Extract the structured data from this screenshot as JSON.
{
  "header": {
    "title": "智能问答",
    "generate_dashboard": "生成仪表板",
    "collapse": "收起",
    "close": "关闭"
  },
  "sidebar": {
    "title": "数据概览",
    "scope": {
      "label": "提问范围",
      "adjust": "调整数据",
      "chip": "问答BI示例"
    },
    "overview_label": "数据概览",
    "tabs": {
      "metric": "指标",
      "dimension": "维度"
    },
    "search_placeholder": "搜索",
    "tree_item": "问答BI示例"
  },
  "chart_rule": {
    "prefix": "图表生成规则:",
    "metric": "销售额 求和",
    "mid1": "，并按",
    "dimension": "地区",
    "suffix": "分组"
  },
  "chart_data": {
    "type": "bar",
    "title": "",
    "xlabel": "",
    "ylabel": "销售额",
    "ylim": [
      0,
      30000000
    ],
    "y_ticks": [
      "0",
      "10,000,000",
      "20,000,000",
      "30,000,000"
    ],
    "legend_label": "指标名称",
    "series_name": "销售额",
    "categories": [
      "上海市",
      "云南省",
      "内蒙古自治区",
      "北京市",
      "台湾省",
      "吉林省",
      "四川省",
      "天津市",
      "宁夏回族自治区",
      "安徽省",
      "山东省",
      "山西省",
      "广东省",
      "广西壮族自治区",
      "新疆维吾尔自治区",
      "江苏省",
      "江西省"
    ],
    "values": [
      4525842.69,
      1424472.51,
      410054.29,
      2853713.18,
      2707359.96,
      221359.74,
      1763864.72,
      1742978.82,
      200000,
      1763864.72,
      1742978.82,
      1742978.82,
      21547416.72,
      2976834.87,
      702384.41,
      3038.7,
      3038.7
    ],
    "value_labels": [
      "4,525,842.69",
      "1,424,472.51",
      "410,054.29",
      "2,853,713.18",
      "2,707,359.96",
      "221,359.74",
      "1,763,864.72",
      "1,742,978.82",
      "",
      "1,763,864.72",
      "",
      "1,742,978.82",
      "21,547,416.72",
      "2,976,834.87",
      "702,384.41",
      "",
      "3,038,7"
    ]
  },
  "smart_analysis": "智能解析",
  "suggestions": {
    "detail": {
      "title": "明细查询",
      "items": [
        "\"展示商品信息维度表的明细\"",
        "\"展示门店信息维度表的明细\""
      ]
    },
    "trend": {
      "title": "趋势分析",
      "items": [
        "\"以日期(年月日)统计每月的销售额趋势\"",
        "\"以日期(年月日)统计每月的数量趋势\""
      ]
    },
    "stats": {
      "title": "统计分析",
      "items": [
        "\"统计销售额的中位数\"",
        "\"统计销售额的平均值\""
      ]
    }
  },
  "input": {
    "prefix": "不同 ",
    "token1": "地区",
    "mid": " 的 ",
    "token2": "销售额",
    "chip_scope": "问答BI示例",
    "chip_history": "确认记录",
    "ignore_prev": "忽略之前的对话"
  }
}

## AIM OF THE EXERCISE
Using the data above, print every record exactly as shown.

## OUTPUT BELOW
Extract the structured data from this screenshot as JSON.
{
  "header": {
    "title": "智能问答",
    "generate_dashboard": "生成仪表板",
    "collapse": "收起",
    "close": "关闭"
  },
  "sidebar": {
    "title": "数据概览",
    "scope": {
      "label": "提问范围",
      "adjust": "调整数据",
      "chip": "问答BI示例"
    },
    "overview_label": "数据概览",
    "tabs": {
      "metric": "指标",
      "dimension": "维度"
    },
    "search_placeholder": "搜索",
    "tree_item": "问答BI示例"
  },
  "chart_rule": {
    "prefix": "图表生成规则:",
    "metric": "销售额 求和",
    "mid1": "，并按",
    "dimension": "地区",
    "suffix": "分组"
  },
  "chart_data": {
    "type": "bar",
    "title": "",
    "xlabel": "",
    "ylabel": "销售额",
    "ylim": [
      0,
      30000000
    ],
    "y_ticks": [
      "0",
      "10,000,000",
      "20,000,000",
      "30,000,000"
    ],
    "legend_label": "指标名称",
    "series_name": "销售额",
    "categories": [
      "上海市",
      "云南省",
      "内蒙古自治区",
      "北京市",
      "台湾省",
      "吉林省",
      "四川省",
      "天津市",
      "宁夏回族自治区",
      "安徽省",
      "山东省",
      "山西省",
      "广东省",
      "广西壮族自治区",
      "新疆维吾尔自治区",
      "江苏省",
      "江西省"
    ],
    "values": [
      4525842.69,
      1424472.51,
      410054.29,
      2853713.18,
      2707359.96,
      221359.74,
      1763864.72,
      1742978.82,
      200000,
      1763864.72,
      1742978.82,
      1742978.82,
      21547416.72,
      2976834.87,
      702384.41,
      3038.7,
      3038.7
    ],
    "value_labels": [
      "4,525,842.69",
      "1,424,472.51",
      "410,054.29",
      "2,853,713.18",
      "2,707,359.96",
      "221,359.74",
      "1,763,864.72",
      "1,742,978.82",
      "",
      "1,763,864.72",
      "",
      "1,742,978.82",
      "21,547,416.72",
      "2,976,834.87",
      "702,384.41",
      "",
      "3,038,7"
    ]
  },
  "smart_analysis": "智能解析",
  "suggestions": {
    "detail": {
      "title": "明细查询",
      "items": [
        "\"展示商品信息维度表的明细\"",
        "\"展示门店信息维度表的明细\""
      ]
    },
    "trend": {
      "title": "趋势分析",
      "items": [
        "\"以日期(年月日)统计每月的销售额趋势\"",
        "\"以日期(年月日)统计每月的数量趋势\""
      ]
    },
    "stats": {
      "title": "统计分析",
      "items": [
        "\"统计销售额的中位数\"",
        "\"统计销售额的平均值\""
      ]
    }
  },
  "input": {
    "prefix": "不同 ",
    "token1": "地区",
    "mid": " 的 ",
    "token2": "销售额",
    "chip_scope": "问答BI示例",
    "chip_history": "确认记录",
    "ignore_prev": "忽略之前的对话"
  }
}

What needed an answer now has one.